- **LISTING**
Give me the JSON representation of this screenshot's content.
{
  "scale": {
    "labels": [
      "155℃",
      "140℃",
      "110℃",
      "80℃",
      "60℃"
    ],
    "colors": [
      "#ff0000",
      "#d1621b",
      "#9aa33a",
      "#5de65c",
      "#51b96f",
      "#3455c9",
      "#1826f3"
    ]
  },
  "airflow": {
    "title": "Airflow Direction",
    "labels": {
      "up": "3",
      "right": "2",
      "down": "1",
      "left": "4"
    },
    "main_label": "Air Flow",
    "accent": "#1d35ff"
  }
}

- **TASK PROMPT**
Output the complete data exactly as written.

- **EXERCISE RESPONSE**
Give me the JSON representation of this screenshot's content.
{
  "scale": {
    "labels": [
      "155℃",
      "140℃",
      "110℃",
      "80℃",
      "60℃"
    ],
    "colors": [
      "#ff0000",
      "#d1621b",
      "#9aa33a",
      "#5de65c",
      "#51b96f",
      "#3455c9",
      "#1826f3"
    ]
  },
  "airflow": {
    "title": "Airflow Direction",
    "labels": {
      "up": "3",
      "right": "2",
      "down": "1",
      "left": "4"
    },
    "main_label": "Air Flow",
    "accent": "#1d35ff"
  }
}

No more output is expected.